TO DO:
Reproduce the records below exactly as they appear.

DATASET CONTENT:
** Begin **

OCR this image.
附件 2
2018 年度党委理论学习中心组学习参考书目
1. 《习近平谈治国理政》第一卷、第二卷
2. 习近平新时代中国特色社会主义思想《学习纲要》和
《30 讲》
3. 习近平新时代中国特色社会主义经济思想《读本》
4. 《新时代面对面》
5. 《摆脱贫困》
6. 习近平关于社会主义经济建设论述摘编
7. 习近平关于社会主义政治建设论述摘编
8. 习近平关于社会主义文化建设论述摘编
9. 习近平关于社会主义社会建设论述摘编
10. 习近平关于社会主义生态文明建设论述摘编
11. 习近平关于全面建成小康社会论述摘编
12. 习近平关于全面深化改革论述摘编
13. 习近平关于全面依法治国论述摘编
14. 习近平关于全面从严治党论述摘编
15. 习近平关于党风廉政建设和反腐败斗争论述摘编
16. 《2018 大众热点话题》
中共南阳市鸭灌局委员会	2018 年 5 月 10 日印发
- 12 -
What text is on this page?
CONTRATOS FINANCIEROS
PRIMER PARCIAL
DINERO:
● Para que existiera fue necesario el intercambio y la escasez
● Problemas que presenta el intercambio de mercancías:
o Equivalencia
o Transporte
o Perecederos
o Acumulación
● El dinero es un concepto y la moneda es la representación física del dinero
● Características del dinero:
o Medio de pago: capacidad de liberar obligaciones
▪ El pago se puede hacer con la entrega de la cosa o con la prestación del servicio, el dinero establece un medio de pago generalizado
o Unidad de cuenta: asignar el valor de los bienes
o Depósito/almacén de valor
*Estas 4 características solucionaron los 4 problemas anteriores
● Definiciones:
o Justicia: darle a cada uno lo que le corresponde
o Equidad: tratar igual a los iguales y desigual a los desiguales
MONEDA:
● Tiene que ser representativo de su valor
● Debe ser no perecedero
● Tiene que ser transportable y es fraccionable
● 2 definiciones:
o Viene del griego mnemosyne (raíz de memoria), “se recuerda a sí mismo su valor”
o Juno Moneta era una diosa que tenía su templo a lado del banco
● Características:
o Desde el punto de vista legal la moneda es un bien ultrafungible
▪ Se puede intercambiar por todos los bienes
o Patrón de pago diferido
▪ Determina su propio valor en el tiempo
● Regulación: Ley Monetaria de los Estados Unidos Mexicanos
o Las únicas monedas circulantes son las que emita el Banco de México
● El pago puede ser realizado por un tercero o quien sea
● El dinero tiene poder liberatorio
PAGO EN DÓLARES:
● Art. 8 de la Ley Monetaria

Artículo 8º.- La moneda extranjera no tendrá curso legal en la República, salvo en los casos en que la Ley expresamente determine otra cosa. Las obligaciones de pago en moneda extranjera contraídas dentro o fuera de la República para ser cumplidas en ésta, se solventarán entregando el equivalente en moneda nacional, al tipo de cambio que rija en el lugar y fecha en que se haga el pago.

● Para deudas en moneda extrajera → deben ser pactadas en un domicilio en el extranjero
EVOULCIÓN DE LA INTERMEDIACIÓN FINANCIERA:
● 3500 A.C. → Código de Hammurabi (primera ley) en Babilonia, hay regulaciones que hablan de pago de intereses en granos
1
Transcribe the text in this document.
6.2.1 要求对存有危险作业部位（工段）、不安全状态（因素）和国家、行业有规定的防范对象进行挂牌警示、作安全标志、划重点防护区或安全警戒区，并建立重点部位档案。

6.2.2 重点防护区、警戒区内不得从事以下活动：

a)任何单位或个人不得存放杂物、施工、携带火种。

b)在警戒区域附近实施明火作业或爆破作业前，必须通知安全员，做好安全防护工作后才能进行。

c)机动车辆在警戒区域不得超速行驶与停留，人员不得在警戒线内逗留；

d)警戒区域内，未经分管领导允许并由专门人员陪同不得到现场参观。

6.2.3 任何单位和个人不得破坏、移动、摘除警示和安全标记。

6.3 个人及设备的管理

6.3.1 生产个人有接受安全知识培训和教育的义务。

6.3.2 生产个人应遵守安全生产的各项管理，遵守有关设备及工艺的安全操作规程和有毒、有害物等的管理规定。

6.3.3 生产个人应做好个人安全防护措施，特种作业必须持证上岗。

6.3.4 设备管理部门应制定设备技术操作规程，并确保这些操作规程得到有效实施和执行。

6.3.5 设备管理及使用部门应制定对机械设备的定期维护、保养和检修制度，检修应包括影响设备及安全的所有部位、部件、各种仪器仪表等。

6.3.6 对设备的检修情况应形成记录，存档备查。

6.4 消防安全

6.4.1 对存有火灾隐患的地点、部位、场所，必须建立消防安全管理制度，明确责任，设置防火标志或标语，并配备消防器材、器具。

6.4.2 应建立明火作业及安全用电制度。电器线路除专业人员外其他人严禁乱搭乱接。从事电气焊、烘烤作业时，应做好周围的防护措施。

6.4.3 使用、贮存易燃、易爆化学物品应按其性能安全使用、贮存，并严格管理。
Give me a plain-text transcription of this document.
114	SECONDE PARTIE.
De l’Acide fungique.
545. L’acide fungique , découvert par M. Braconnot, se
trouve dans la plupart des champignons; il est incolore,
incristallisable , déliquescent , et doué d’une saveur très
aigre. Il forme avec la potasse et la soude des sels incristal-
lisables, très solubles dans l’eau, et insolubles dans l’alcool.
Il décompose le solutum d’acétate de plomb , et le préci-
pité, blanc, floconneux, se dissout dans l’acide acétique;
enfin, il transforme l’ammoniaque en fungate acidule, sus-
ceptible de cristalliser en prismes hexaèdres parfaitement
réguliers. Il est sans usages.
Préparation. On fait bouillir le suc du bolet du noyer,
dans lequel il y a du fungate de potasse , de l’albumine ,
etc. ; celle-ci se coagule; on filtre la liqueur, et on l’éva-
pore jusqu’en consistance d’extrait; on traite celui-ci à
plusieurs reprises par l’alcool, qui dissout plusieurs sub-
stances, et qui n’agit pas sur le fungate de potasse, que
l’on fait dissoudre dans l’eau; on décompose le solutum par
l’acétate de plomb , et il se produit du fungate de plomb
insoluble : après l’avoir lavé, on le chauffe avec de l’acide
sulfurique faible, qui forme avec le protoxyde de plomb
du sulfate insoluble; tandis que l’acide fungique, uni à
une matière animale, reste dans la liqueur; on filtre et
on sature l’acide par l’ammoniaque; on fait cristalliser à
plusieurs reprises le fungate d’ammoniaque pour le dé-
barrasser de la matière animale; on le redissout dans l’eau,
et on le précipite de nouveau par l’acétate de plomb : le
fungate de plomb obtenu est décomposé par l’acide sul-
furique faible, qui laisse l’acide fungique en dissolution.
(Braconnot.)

** End **

SOLVED PROBLEM:
OCR this image.
附件 2
2018 年度党委理论学习中心组学习参考书目
1. 《习近平谈治国理政》第一卷、第二卷
2. 习近平新时代中国特色社会主义思想《学习纲要》和
《30 讲》
3. 习近平新时代中国特色社会主义经济思想《读本》
4. 《新时代面对面》
5. 《摆脱贫困》
6. 习近平关于社会主义经济建设论述摘编
7. 习近平关于社会主义政治建设论述摘编
8. 习近平关于社会主义文化建设论述摘编
9. 习近平关于社会主义社会建设论述摘编
10. 习近平关于社会主义生态文明建设论述摘编
11. 习近平关于全面建成小康社会论述摘编
12. 习近平关于全面深化改革论述摘编
13. 习近平关于全面依法治国论述摘编
14. 习近平关于全面从严治党论述摘编
15. 习近平关于党风廉政建设和反腐败斗争论述摘编
16. 《2018 大众热点话题》
中共南阳市鸭灌局委员会	2018 年 5 月 10 日印发
- 12 -
What text is on this page?
CONTRATOS FINANCIEROS
PRIMER PARCIAL
DINERO:
● Para que existiera fue necesario el intercambio y la escasez
● Problemas que presenta el intercambio de mercancías:
o Equivalencia
o Transporte
o Perecederos
o Acumulación
● El dinero es un concepto y la moneda es la representación física del dinero
● Características del dinero:
o Medio de pago: capacidad de liberar obligaciones
▪ El pago se puede hacer con la entrega de la cosa o con la prestación del servicio, el dinero establece un medio de pago generalizado
o Unidad de cuenta: asignar el valor de los bienes
o Depósito/almacén de valor
*Estas 4 características solucionaron los 4 problemas anteriores
● Definiciones:
o Justicia: darle a cada uno lo que le corresponde
o Equidad: tratar igual a los iguales y desigual a los desiguales
MONEDA:
● Tiene que ser representativo de su valor
● Debe ser no perecedero
● Tiene que ser transportable y es fraccionable
● 2 definiciones:
o Viene del griego mnemosyne (raíz de memoria), “se recuerda a sí mismo su valor”
o Juno Moneta era una diosa que tenía su templo a lado del banco
● Características:
o Desde el punto de vista legal la moneda es un bien ultrafungible
▪ Se puede intercambiar por todos los bienes
o Patrón de pago diferido
▪ Determina su propio valor en el tiempo
● Regulación: Ley Monetaria de los Estados Unidos Mexicanos
o Las únicas monedas circulantes son las que emita el Banco de México
● El pago puede ser realizado por un tercero o quien sea
● El dinero tiene poder liberatorio
PAGO EN DÓLARES:
● Art. 8 de la Ley Monetaria

Artículo 8º.- La moneda extranjera no tendrá curso legal en la República, salvo en los casos en que la Ley expresamente determine otra cosa. Las obligaciones de pago en moneda extranjera contraídas dentro o fuera de la República para ser cumplidas en ésta, se solventarán entregando el equivalente en moneda nacional, al tipo de cambio que rija en el lugar y fecha en que se haga el pago.

● Para deudas en moneda extrajera → deben ser pactadas en un domicilio en el extranjero
EVOULCIÓN DE LA INTERMEDIACIÓN FINANCIERA:
● 3500 A.C. → Código de Hammurabi (primera ley) en Babilonia, hay regulaciones que hablan de pago de intereses en granos
1
Transcribe the text in this document.
6.2.1 要求对存有危险作业部位（工段）、不安全状态（因素）和国家、行业有规定的防范对象进行挂牌警示、作安全标志、划重点防护区或安全警戒区，并建立重点部位档案。

6.2.2 重点防护区、警戒区内不得从事以下活动：

a)任何单位或个人不得存放杂物、施工、携带火种。

b)在警戒区域附近实施明火作业或爆破作业前，必须通知安全员，做好安全防护工作后才能进行。

c)机动车辆在警戒区域不得超速行驶与停留，人员不得在警戒线内逗留；

d)警戒区域内，未经分管领导允许并由专门人员陪同不得到现场参观。

6.2.3 任何单位和个人不得破坏、移动、摘除警示和安全标记。

6.3 个人及设备的管理

6.3.1 生产个人有接受安全知识培训和教育的义务。

6.3.2 生产个人应遵守安全生产的各项管理，遵守有关设备及工艺的安全操作规程和有毒、有害物等的管理规定。

6.3.3 生产个人应做好个人安全防护措施，特种作业必须持证上岗。

6.3.4 设备管理部门应制定设备技术操作规程，并确保这些操作规程得到有效实施和执行。

6.3.5 设备管理及使用部门应制定对机械设备的定期维护、保养和检修制度，检修应包括影响设备及安全的所有部位、部件、各种仪器仪表等。

6.3.6 对设备的检修情况应形成记录，存档备查。

6.4 消防安全

6.4.1 对存有火灾隐患的地点、部位、场所，必须建立消防安全管理制度，明确责任，设置防火标志或标语，并配备消防器材、器具。

6.4.2 应建立明火作业及安全用电制度。电器线路除专业人员外其他人严禁乱搭乱接。从事电气焊、烘烤作业时，应做好周围的防护措施。

6.4.3 使用、贮存易燃、易爆化学物品应按其性能安全使用、贮存，并严格管理。
Give me a plain-text transcription of this document.
114	SECONDE PARTIE.
De l’Acide fungique.
545. L’acide fungique , découvert par M. Braconnot, se
trouve dans la plupart des champignons; il est incolore,
incristallisable , déliquescent , et doué d’une saveur très
aigre. Il forme avec la potasse et la soude des sels incristal-
lisables, très solubles dans l’eau, et insolubles dans l’alcool.
Il décompose le solutum d’acétate de plomb , et le préci-
pité, blanc, floconneux, se dissout dans l’acide acétique;
enfin, il transforme l’ammoniaque en fungate acidule, sus-
ceptible de cristalliser en prismes hexaèdres parfaitement
réguliers. Il est sans usages.
Préparation. On fait bouillir le suc du bolet du noyer,
dans lequel il y a du fungate de potasse , de l’albumine ,
etc. ; celle-ci se coagule; on filtre la liqueur, et on l’éva-
pore jusqu’en consistance d’extrait; on traite celui-ci à
plusieurs reprises par l’alcool, qui dissout plusieurs sub-
stances, et qui n’agit pas sur le fungate de potasse, que
l’on fait dissoudre dans l’eau; on décompose le solutum par
l’acétate de plomb , et il se produit du fungate de plomb
insoluble : après l’avoir lavé, on le chauffe avec de l’acide
sulfurique faible, qui forme avec le protoxyde de plomb
du sulfate insoluble; tandis que l’acide fungique, uni à
une matière animale, reste dans la liqueur; on filtre et
on sature l’acide par l’ammoniaque; on fait cristalliser à
plusieurs reprises le fungate d’ammoniaque pour le dé-
barrasser de la matière animale; on le redissout dans l’eau,
et on le précipite de nouveau par l’acétate de plomb : le
fungate de plomb obtenu est décomposé par l’acide sul-
furique faible, qui laisse l’acide fungique en dissolution.
(Braconnot.)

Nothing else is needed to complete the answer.